Job: Change "x-tick-label" to "x-axis-label" in the lines below, starting at the first one and stopping after the line that holds "value-cell: 0.002: [187, 585, 219, 601]". Reproduce those lines with nothing else altered.
[Begin]
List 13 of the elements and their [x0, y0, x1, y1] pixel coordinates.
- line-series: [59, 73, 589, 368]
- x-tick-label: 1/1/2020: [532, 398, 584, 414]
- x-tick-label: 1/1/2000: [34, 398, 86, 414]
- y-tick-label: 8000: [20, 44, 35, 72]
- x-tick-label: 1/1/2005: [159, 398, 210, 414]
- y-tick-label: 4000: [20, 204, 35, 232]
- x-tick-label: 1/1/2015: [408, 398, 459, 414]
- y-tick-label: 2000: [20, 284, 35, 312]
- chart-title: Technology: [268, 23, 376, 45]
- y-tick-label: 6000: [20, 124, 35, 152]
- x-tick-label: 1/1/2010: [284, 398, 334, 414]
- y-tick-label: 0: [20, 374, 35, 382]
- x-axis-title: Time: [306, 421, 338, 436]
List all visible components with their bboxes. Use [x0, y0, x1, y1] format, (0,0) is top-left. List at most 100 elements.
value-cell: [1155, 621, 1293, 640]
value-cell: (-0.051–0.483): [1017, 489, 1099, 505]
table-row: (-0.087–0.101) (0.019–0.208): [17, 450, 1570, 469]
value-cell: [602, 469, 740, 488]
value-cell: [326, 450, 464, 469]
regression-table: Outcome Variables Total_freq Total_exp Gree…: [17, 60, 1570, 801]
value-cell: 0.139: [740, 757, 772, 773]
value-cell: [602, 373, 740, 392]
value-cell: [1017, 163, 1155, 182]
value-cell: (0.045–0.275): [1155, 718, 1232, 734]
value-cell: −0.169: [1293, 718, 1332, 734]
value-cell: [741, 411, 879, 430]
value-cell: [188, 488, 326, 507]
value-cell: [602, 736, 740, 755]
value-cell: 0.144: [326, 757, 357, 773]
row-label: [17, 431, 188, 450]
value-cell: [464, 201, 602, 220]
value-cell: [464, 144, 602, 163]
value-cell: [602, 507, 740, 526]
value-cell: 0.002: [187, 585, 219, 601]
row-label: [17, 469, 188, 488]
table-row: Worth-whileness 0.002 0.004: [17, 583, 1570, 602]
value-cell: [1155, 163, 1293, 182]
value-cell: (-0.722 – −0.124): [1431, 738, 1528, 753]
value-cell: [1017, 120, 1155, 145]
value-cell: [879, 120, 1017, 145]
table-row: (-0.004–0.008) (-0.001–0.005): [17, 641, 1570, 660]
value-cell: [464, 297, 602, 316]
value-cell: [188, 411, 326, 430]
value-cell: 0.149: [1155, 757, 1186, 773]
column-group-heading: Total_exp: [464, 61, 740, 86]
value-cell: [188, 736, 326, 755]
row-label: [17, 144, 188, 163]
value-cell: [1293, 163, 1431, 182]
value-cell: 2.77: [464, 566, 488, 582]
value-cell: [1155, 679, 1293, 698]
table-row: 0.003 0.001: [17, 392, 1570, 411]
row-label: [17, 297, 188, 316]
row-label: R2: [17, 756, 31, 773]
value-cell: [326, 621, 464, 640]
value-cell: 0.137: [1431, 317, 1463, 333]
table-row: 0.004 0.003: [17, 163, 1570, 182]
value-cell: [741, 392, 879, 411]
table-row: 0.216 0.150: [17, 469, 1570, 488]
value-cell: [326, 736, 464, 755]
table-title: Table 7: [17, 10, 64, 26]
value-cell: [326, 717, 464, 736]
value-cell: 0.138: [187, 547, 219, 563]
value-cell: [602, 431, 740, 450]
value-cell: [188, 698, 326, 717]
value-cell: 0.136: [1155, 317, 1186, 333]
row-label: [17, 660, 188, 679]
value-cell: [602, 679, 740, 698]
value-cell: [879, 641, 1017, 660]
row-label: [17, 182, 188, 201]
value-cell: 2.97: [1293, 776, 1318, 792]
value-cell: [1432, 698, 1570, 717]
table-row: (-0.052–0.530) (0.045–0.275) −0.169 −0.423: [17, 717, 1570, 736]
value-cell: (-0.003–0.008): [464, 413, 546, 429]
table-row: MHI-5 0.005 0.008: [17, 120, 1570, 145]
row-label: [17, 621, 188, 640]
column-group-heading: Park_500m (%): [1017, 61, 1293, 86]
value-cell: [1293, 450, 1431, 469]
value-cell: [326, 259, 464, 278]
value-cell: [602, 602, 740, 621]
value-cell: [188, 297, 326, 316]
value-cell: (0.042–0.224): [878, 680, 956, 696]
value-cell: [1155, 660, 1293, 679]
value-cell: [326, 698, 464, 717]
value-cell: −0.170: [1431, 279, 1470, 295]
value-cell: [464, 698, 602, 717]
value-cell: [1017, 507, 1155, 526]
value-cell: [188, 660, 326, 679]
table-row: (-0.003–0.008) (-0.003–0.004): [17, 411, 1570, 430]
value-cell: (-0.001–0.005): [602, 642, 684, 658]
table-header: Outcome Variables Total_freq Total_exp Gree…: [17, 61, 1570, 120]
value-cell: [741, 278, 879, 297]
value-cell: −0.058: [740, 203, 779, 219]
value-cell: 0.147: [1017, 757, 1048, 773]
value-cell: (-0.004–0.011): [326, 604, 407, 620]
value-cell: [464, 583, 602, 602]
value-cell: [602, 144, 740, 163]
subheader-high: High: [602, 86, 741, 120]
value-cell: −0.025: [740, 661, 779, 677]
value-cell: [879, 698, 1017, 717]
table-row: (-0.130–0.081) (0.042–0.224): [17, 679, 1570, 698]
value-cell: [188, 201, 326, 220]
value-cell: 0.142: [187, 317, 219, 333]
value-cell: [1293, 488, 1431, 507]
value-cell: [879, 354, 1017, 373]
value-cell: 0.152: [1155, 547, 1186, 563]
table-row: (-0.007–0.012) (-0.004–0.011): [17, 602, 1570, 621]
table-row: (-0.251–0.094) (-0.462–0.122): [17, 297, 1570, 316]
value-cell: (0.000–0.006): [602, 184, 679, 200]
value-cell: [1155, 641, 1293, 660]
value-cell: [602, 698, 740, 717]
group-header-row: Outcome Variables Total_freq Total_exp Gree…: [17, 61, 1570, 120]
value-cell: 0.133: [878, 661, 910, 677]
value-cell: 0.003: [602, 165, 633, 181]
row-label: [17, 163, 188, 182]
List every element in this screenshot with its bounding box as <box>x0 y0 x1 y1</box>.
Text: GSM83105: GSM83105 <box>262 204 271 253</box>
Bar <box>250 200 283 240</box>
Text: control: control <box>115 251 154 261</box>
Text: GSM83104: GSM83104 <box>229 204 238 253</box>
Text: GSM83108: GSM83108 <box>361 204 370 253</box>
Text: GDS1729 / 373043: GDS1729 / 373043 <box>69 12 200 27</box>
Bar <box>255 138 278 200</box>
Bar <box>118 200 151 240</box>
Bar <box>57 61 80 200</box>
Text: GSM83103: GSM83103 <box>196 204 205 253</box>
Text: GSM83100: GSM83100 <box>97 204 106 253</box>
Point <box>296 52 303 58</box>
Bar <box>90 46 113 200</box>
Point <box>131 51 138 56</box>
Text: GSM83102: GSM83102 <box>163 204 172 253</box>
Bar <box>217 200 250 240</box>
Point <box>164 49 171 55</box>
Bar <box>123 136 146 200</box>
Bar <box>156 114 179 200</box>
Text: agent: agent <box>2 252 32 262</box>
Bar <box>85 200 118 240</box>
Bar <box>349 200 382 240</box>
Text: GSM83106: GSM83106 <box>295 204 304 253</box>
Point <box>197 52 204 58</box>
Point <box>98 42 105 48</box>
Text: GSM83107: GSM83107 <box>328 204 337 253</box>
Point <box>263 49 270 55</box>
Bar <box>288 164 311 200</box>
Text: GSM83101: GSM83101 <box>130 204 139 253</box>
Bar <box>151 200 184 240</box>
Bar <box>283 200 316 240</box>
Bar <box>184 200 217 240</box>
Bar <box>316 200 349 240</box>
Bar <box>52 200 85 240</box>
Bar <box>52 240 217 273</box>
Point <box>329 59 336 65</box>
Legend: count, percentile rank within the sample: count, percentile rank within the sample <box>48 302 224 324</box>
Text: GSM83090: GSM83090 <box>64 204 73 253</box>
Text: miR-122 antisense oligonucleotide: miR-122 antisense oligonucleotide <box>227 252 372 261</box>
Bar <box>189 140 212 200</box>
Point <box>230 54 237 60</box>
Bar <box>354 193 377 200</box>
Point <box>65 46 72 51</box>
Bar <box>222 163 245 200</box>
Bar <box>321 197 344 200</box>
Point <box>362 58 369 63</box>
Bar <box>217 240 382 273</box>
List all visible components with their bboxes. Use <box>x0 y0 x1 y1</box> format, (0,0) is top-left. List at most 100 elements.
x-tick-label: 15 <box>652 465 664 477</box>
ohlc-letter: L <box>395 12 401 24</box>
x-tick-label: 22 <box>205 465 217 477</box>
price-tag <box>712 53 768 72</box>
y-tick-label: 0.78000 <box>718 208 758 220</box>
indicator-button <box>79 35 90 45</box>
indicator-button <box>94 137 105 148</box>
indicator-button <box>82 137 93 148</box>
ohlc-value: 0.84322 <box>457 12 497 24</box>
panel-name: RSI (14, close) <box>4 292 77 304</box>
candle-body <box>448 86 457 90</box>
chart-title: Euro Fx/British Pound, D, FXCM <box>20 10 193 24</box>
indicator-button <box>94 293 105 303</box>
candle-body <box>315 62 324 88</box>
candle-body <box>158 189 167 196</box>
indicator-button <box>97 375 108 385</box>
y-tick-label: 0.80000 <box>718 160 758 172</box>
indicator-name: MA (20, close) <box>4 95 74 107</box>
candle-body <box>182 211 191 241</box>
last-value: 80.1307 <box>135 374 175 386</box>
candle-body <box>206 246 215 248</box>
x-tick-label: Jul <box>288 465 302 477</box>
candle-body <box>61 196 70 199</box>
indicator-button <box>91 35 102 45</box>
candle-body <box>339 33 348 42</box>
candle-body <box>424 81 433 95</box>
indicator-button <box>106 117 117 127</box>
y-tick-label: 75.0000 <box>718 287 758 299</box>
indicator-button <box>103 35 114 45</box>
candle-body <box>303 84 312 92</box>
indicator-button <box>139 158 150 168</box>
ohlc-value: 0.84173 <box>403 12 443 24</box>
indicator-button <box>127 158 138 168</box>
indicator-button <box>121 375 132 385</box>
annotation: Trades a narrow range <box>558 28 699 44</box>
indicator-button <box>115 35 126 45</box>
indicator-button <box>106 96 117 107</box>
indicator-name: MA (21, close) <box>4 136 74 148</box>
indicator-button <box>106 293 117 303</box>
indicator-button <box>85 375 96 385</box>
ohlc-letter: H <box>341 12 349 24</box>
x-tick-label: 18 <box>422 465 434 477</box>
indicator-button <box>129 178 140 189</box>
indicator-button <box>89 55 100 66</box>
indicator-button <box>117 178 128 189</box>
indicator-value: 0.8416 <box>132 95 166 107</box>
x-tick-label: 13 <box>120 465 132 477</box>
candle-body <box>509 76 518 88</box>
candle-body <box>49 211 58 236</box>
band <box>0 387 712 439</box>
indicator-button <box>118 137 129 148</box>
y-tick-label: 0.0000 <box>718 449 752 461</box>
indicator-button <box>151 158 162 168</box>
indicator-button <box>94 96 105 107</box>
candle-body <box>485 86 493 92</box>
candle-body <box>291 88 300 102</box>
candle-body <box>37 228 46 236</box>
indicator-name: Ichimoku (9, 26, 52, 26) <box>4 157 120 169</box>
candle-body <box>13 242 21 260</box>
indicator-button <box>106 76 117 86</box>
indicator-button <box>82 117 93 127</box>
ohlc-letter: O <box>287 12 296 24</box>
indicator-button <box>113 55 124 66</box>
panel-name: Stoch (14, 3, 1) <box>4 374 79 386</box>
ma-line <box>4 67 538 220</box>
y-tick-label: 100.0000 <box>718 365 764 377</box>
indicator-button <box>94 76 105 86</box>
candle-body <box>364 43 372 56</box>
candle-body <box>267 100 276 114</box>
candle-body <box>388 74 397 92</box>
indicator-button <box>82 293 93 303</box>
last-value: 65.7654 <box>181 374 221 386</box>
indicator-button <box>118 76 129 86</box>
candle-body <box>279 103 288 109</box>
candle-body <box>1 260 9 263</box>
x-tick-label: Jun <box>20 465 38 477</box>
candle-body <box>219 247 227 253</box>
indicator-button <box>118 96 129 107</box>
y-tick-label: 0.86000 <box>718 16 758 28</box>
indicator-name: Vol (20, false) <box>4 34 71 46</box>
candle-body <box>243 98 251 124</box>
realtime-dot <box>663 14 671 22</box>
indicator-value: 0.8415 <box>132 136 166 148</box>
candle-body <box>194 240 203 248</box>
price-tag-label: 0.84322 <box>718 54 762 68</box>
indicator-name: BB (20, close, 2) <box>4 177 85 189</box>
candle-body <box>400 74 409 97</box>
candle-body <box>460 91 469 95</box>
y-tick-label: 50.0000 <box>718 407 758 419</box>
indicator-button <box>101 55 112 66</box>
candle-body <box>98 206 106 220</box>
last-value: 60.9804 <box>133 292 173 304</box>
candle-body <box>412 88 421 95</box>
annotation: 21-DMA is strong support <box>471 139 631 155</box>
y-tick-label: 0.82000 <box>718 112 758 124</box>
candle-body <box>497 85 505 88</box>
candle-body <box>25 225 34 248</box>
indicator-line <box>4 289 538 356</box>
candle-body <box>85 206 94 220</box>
[End]
Solution for this problem:
List 13 of the elements and their [x0, y0, x1, y1] pixel coordinates.
- line-series: [59, 73, 589, 368]
- x-axis-label: 1/1/2020: [532, 398, 584, 414]
- x-axis-label: 1/1/2000: [34, 398, 86, 414]
- y-tick-label: 8000: [20, 44, 35, 72]
- x-axis-label: 1/1/2005: [159, 398, 210, 414]
- y-tick-label: 4000: [20, 204, 35, 232]
- x-axis-label: 1/1/2015: [408, 398, 459, 414]
- y-tick-label: 2000: [20, 284, 35, 312]
- chart-title: Technology: [268, 23, 376, 45]
- y-tick-label: 6000: [20, 124, 35, 152]
- x-axis-label: 1/1/2010: [284, 398, 334, 414]
- y-tick-label: 0: [20, 374, 35, 382]
- x-axis-title: Time: [306, 421, 338, 436]
List all visible components with their bboxes. Use [x0, y0, x1, y1] format, (0,0) is top-left. List at most 100 elements.
value-cell: [1155, 621, 1293, 640]
value-cell: (-0.051–0.483): [1017, 489, 1099, 505]
table-row: (-0.087–0.101) (0.019–0.208): [17, 450, 1570, 469]
value-cell: [602, 469, 740, 488]
value-cell: [326, 450, 464, 469]
regression-table: Outcome Variables Total_freq Total_exp Gree…: [17, 60, 1570, 801]
value-cell: 0.139: [740, 757, 772, 773]
value-cell: [602, 373, 740, 392]
value-cell: [1017, 163, 1155, 182]
value-cell: (0.045–0.275): [1155, 718, 1232, 734]
value-cell: −0.169: [1293, 718, 1332, 734]
value-cell: [741, 411, 879, 430]
value-cell: [188, 488, 326, 507]
value-cell: [602, 736, 740, 755]
value-cell: 0.144: [326, 757, 357, 773]
row-label: [17, 431, 188, 450]
value-cell: [464, 201, 602, 220]
value-cell: [464, 144, 602, 163]
value-cell: [602, 507, 740, 526]
value-cell: 0.002: [187, 585, 219, 601]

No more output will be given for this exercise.